▶ _Short problem_:
Copy out the records precisely, omitting pictures.

[Chart and figure data]
☆ ☆ ☆ ☆ ☆ ☆ ☆

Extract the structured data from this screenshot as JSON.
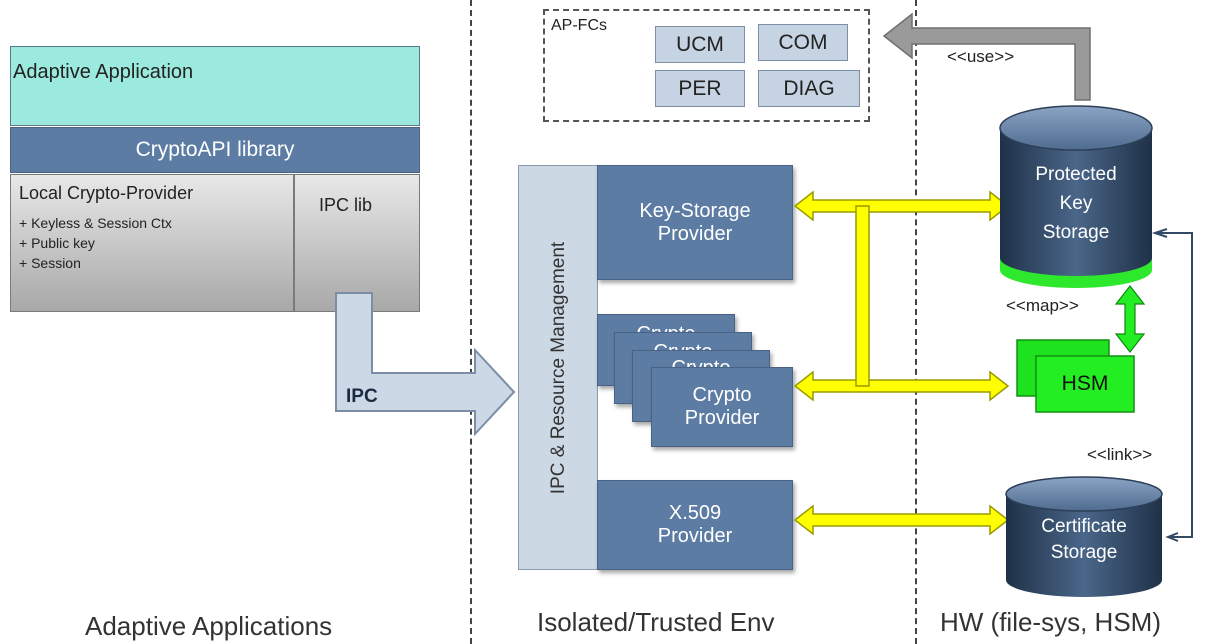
{
  "sections": {
    "adaptive_applications": "Adaptive Applications",
    "isolated_env": "Isolated/Trusted Env",
    "hw": "HW (file-sys, HSM)"
  },
  "app_stack": {
    "adaptive_application": "Adaptive Application",
    "cryptoapi_library": "CryptoAPI library",
    "local_provider": "Local Crypto-Provider",
    "local_items": [
      "+ Keyless & Session Ctx",
      "+ Public key",
      "+ Session"
    ],
    "ipc_lib": "IPC lib"
  },
  "ipc_label": "IPC",
  "ap_fcs": {
    "title": "AP-FCs",
    "items": [
      "UCM",
      "COM",
      "PER",
      "DIAG"
    ]
  },
  "resource_mgmt": "IPC & Resource Management",
  "providers": {
    "key_storage": "Key-Storage\nProvider",
    "crypto_stack_back": "Crypto",
    "crypto": "Crypto\nProvider",
    "x509": "X.509\nProvider"
  },
  "hw": {
    "protected_key_storage": "Protected\nKey\nStorage",
    "hsm": "HSM",
    "certificate_storage": "Certificate\nStorage",
    "use_label": "<<use>>",
    "map_label": "<<map>>",
    "link_label": "<<link>>"
  },
  "colors": {
    "app_teal": "#9ceade",
    "provider_blue": "#5d7ca4",
    "light_blue": "#c6d3e2",
    "gray_gradient": "#b9b9b9",
    "yellow_arrow": "#ffff00",
    "hsm_green": "#22ee22",
    "cylinder_dark": "#2f4560"
  }
}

☆ ☆ ☆ ☆ ☆ ☆ ☆

▶ _Response for this exercise_:
Extract the structured data from this screenshot as JSON.
{
  "sections": {
    "adaptive_applications": "Adaptive Applications",
    "isolated_env": "Isolated/Trusted Env",
    "hw": "HW (file-sys, HSM)"
  },
  "app_stack": {
    "adaptive_application": "Adaptive Application",
    "cryptoapi_library": "CryptoAPI library",
    "local_provider": "Local Crypto-Provider",
    "local_items": [
      "+ Keyless & Session Ctx",
      "+ Public key",
      "+ Session"
    ],
    "ipc_lib": "IPC lib"
  },
  "ipc_label": "IPC",
  "ap_fcs": {
    "title": "AP-FCs",
    "items": [
      "UCM",
      "COM",
      "PER",
      "DIAG"
    ]
  },
  "resource_mgmt": "IPC & Resource Management",
  "providers": {
    "key_storage": "Key-Storage\nProvider",
    "crypto_stack_back": "Crypto",
    "crypto": "Crypto\nProvider",
    "x509": "X.509\nProvider"
  },
  "hw": {
    "protected_key_storage": "Protected\nKey\nStorage",
    "hsm": "HSM",
    "certificate_storage": "Certificate\nStorage",
    "use_label": "<<use>>",
    "map_label": "<<map>>",
    "link_label": "<<link>>"
  },
  "colors": {
    "app_teal": "#9ceade",
    "provider_blue": "#5d7ca4",
    "light_blue": "#c6d3e2",
    "gray_gradient": "#b9b9b9",
    "yellow_arrow": "#ffff00",
    "hsm_green": "#22ee22",
    "cylinder_dark": "#2f4560"
  }
}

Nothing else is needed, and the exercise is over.